**SUPPLIED TEXT:**
-- START --

Yeah, we'd all be sadder about losing our pets than someone we don't know, but I think it's hugely insulting and insensitive to go round actually naming names, bearing in mind that the horse world is a small place and you're bound to have someone on here who knows someone else etc... Let's not let this degenerate into a messed up ranking system of 'rather my horse than my cat, but rather my neighbour than my horse, although the other neighbour is a friend so rather my horse than them'. I think the vast majority of the population, given a gun and told someone's gotta go, the horse or the sibling/partner/parent/child, would pick the horse every time, and for those who didn't have the choice, hearing other people pick the horse is pretty upsetting

Edited to add... hearing other people NOT pick the horse


----------



## Appymadness (11 April 2011)

HuntingPink said:



			I've watched this thread and wasn't going to join in but I'm disgusted at the attitudes towards animals by some on here. Why can't we love humans and animals equally? We're all animals at the end of the day. To say that an animal is replaceable is as ridiculous as saying that a human is replaceable. All life is precious, we are not better than animals, in fact in some cases I would say that we are much worse.

Someone mentioned that the OP is a minor, other older members of this forum should be disgusted at your comments to her/him. You've behaved worse than the animals that you value so little. Talk about pack mentality.

I like racing and enjoy hunting but I was horrified at the Grand National. It's really made me think about the ethics of it.  I might not agree 100% with the OP but they raise some interesting points. It's just a shame that some of you have to get abusive instead of discussing it even if you do disagree.
		
Click to expand...

Here! Here! 
I was thinking the same. Its a discussion Forum not a bully playground! People are entitled to their opinion, regardless if people agree with it or not. There should be an attitude of diplomacy, matureness & if anything open mindedness. We are not all the same or feel the same BUT we all do Feel. Bullying is NOT the answer.  I don't agree with a lot of what has been said on this link as thought it was all rather immature & Nasty. Ive taken on board peoples opinions & that's that!
Be nice people!!!! Listen to what they say & be more respectful & thoughtful with your answers.


----------



## firm (11 April 2011)

Ridefast I guess it is because rabbits generally do not live as long as horses.   But also grief over the loss of a rabbit will be very personal to one individual as compared with grief over the loss of a person. Even if you feel grief for a rabbit more than a close family member, surely seeing the pain and grief that other friends, family, children are suffering makes it that much worse and harder. The death of a rabbit will never create the ripple effects of grief like the loss of a person.   I can't believe I even have to write that.  
Having lost friends/family members as well as pets I know which loss is harder. I don't think "older" members are being hard, I think they just hope that some of the statements written are youthful lack of experience of death.

-- END --

**DATASET EXTRACT:**
-- START --

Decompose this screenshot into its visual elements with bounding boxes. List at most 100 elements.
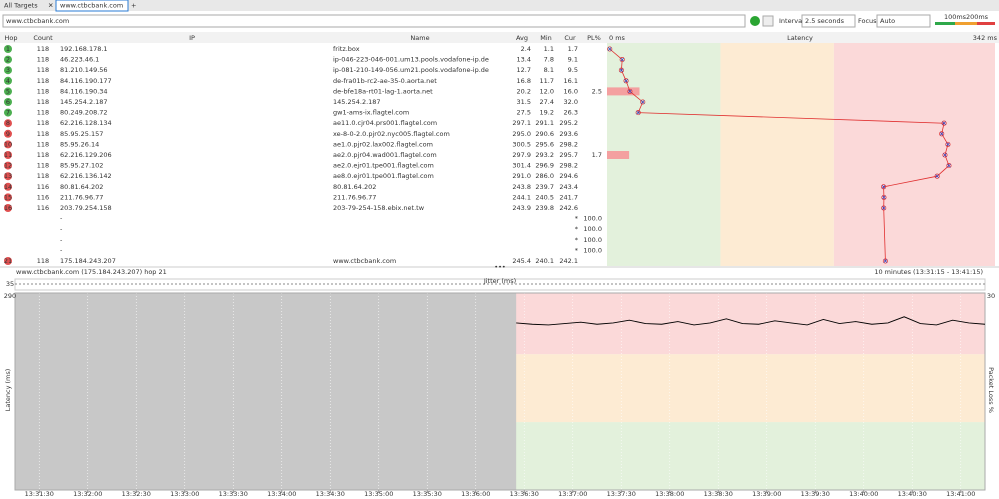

-- END --

**COMPLETE THE FOLLOWING:**
1 - In the forum thread about grieving for animals, which event does HuntingPink say was horrifying?
2 - Carry on the forum thread about grieving for animals from its last sentence, keeping the same conversational tone.
The material has no role in this work.

**RESPONSES:**
1 - The Grand National.

2 -
----------



## ridefast (11 April 2011)

You never knew her so you will never understand how special she was to me. She died on my nans funeral, my nan was ready to go and she wasnt. I never miss my nan, but I miss her a lot. My animals are a huge part of my life, whereas only a few humans are. However I cannot control how much I love each animal, I cannot MAKE myself love people more. It may sound harsh but the truth is there are not many humans that I would want to see every day, I will always choose to spend my time with my pets. I value them a lot more than I value a lot of my family. But I have had a lot of trouble with my family, so if not wanting to see them makes me a bad person, well then I'm a horrible person


----------



## Golf Girl (11 April 2011)

lannerch said:



			I do question those posters though refusing to accept other peoples point of view just because it is differnt to their own. 
It is not fair to mock someone just because they feel something you cannot relate to we are all different that is what makes the world go round!
		
Click to expand...

You'll find that happens a lot in this forum ....


----------



## Starbucks (11 April 2011)

I don't know where the bullying has occurred on this thread.


----------



## Wagtail (11 April 2011)

lannerch said:



			I must confess I have in life cared more in life for an animal than I have for many people, I feel guilty for that can't help it its how it was. 
And when she died I really greaved, still fell sorrow but thats life. granted I would greave a lot more for most of my respective family but not all.
I would however never put an animal life above a human if it was choice between animal and human human would have to win.

I do come across death regularly at work so maybe that insensitises me to it a bit.

I do question those posters though refusing to accept other peoples point of view just because it is differnt to their own. 
It is not fair to mock someone just because they feel something you cannot relate to we are all different that is what makes the world go round!
		
Click to expand...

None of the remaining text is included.